>> begin Data rows
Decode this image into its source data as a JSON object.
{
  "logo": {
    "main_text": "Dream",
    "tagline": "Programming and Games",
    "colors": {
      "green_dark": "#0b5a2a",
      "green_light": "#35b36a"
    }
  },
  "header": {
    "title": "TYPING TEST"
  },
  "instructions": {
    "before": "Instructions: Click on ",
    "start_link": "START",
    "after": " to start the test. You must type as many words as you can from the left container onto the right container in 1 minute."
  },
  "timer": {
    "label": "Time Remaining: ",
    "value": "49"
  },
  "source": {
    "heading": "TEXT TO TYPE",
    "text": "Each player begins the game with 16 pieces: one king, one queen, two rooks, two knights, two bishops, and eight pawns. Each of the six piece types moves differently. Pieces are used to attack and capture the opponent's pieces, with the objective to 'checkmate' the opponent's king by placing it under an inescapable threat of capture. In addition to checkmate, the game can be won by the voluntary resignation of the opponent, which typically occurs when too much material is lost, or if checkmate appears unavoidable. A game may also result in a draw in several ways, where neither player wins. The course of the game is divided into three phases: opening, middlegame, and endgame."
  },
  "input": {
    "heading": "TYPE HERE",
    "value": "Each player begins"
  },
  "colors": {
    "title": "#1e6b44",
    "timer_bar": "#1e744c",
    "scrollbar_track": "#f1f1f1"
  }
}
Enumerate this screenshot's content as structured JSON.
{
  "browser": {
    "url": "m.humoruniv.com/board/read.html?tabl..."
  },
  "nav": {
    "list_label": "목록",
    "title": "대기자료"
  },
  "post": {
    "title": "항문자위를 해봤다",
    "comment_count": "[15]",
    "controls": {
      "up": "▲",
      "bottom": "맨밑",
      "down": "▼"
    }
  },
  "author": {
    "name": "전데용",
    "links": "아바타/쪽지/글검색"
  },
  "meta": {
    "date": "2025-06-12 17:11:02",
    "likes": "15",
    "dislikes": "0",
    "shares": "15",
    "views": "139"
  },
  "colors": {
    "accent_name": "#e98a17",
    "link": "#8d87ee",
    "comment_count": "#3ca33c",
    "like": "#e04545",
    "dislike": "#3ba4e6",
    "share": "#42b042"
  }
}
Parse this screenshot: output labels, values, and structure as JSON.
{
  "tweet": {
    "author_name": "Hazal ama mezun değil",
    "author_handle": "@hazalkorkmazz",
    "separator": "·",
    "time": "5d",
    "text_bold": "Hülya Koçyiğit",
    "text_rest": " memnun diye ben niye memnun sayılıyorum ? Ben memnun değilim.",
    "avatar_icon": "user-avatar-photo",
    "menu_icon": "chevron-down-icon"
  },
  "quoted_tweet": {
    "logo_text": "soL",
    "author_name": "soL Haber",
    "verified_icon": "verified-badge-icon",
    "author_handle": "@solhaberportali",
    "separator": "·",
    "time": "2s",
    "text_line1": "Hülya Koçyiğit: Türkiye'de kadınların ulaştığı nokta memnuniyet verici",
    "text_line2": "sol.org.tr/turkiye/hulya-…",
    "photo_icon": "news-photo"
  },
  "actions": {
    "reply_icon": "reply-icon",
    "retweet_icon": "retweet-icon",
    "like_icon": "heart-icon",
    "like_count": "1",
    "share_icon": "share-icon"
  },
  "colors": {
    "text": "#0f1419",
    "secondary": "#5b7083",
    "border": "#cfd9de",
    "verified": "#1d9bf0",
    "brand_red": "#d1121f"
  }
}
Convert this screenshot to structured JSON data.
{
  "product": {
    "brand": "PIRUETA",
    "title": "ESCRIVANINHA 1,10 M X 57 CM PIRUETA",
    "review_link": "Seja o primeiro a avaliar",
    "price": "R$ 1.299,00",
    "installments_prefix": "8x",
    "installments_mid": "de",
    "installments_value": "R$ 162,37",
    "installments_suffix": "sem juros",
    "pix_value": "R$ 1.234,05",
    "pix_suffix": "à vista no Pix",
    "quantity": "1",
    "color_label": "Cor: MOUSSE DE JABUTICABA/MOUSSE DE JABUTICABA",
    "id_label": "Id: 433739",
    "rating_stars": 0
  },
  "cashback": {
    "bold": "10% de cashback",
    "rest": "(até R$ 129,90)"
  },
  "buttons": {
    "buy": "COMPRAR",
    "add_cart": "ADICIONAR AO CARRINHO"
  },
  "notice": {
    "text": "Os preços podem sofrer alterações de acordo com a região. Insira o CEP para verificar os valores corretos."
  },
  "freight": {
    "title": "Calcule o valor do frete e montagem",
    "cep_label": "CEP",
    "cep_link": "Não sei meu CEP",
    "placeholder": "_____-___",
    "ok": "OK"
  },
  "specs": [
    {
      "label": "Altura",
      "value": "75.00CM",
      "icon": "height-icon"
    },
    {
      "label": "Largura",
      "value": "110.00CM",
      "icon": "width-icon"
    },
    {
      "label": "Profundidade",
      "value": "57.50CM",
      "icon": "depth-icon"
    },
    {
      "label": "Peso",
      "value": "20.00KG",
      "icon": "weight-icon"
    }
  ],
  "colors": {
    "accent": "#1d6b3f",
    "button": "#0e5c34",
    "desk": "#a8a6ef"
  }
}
>> end Data rows
## Problem to work on:
Output all preceding records character for character.

## Answer:
Decode this image into its source data as a JSON object.
{
  "logo": {
    "main_text": "Dream",
    "tagline": "Programming and Games",
    "colors": {
      "green_dark": "#0b5a2a",
      "green_light": "#35b36a"
    }
  },
  "header": {
    "title": "TYPING TEST"
  },
  "instructions": {
    "before": "Instructions: Click on ",
    "start_link": "START",
    "after": " to start the test. You must type as many words as you can from the left container onto the right container in 1 minute."
  },
  "timer": {
    "label": "Time Remaining: ",
    "value": "49"
  },
  "source": {
    "heading": "TEXT TO TYPE",
    "text": "Each player begins the game with 16 pieces: one king, one queen, two rooks, two knights, two bishops, and eight pawns. Each of the six piece types moves differently. Pieces are used to attack and capture the opponent's pieces, with the objective to 'checkmate' the opponent's king by placing it under an inescapable threat of capture. In addition to checkmate, the game can be won by the voluntary resignation of the opponent, which typically occurs when too much material is lost, or if checkmate appears unavoidable. A game may also result in a draw in several ways, where neither player wins. The course of the game is divided into three phases: opening, middlegame, and endgame."
  },
  "input": {
    "heading": "TYPE HERE",
    "value": "Each player begins"
  },
  "colors": {
    "title": "#1e6b44",
    "timer_bar": "#1e744c",
    "scrollbar_track": "#f1f1f1"
  }
}
Enumerate this screenshot's content as structured JSON.
{
  "browser": {
    "url": "m.humoruniv.com/board/read.html?tabl..."
  },
  "nav": {
    "list_label": "목록",
    "title": "대기자료"
  },
  "post": {
    "title": "항문자위를 해봤다",
    "comment_count": "[15]",
    "controls": {
      "up": "▲",
      "bottom": "맨밑",
      "down": "▼"
    }
  },
  "author": {
    "name": "전데용",
    "links": "아바타/쪽지/글검색"
  },
  "meta": {
    "date": "2025-06-12 17:11:02",
    "likes": "15",
    "dislikes": "0",
    "shares": "15",
    "views": "139"
  },
  "colors": {
    "accent_name": "#e98a17",
    "link": "#8d87ee",
    "comment_count": "#3ca33c",
    "like": "#e04545",
    "dislike": "#3ba4e6",
    "share": "#42b042"
  }
}
Parse this screenshot: output labels, values, and structure as JSON.
{
  "tweet": {
    "author_name": "Hazal ama mezun değil",
    "author_handle": "@hazalkorkmazz",
    "separator": "·",
    "time": "5d",
    "text_bold": "Hülya Koçyiğit",
    "text_rest": " memnun diye ben niye memnun sayılıyorum ? Ben memnun değilim.",
    "avatar_icon": "user-avatar-photo",
    "menu_icon": "chevron-down-icon"
  },
  "quoted_tweet": {
    "logo_text": "soL",
    "author_name": "soL Haber",
    "verified_icon": "verified-badge-icon",
    "author_handle": "@solhaberportali",
    "separator": "·",
    "time": "2s",
    "text_line1": "Hülya Koçyiğit: Türkiye'de kadınların ulaştığı nokta memnuniyet verici",
    "text_line2": "sol.org.tr/turkiye/hulya-…",
    "photo_icon": "news-photo"
  },
  "actions": {
    "reply_icon": "reply-icon",
    "retweet_icon": "retweet-icon",
    "like_icon": "heart-icon",
    "like_count": "1",
    "share_icon": "share-icon"
  },
  "colors": {
    "text": "#0f1419",
    "secondary": "#5b7083",
    "border": "#cfd9de",
    "verified": "#1d9bf0",
    "brand_red": "#d1121f"
  }
}
Convert this screenshot to structured JSON data.
{
  "product": {
    "brand": "PIRUETA",
    "title": "ESCRIVANINHA 1,10 M X 57 CM PIRUETA",
    "review_link": "Seja o primeiro a avaliar",
    "price": "R$ 1.299,00",
    "installments_prefix": "8x",
    "installments_mid": "de",
    "installments_value": "R$ 162,37",
    "installments_suffix": "sem juros",
    "pix_value": "R$ 1.234,05",
    "pix_suffix": "à vista no Pix",
    "quantity": "1",
    "color_label": "Cor: MOUSSE DE JABUTICABA/MOUSSE DE JABUTICABA",
    "id_label": "Id: 433739",
    "rating_stars": 0
  },
  "cashback": {
    "bold": "10% de cashback",
    "rest": "(até R$ 129,90)"
  },
  "buttons": {
    "buy": "COMPRAR",
    "add_cart": "ADICIONAR AO CARRINHO"
  },
  "notice": {
    "text": "Os preços podem sofrer alterações de acordo com a região. Insira o CEP para verificar os valores corretos."
  },
  "freight": {
    "title": "Calcule o valor do frete e montagem",
    "cep_label": "CEP",
    "cep_link": "Não sei meu CEP",
    "placeholder": "_____-___",
    "ok": "OK"
  },
  "specs": [
    {
      "label": "Altura",
      "value": "75.00CM",
      "icon": "height-icon"
    },
    {
      "label": "Largura",
      "value": "110.00CM",
      "icon": "width-icon"
    },
    {
      "label": "Profundidade",
      "value": "57.50CM",
      "icon": "depth-icon"
    },
    {
      "label": "Peso",
      "value": "20.00KG",
      "icon": "weight-icon"
    }
  ],
  "colors": {
    "accent": "#1d6b3f",
    "button": "#0e5c34",
    "desk": "#a8a6ef"
  }
}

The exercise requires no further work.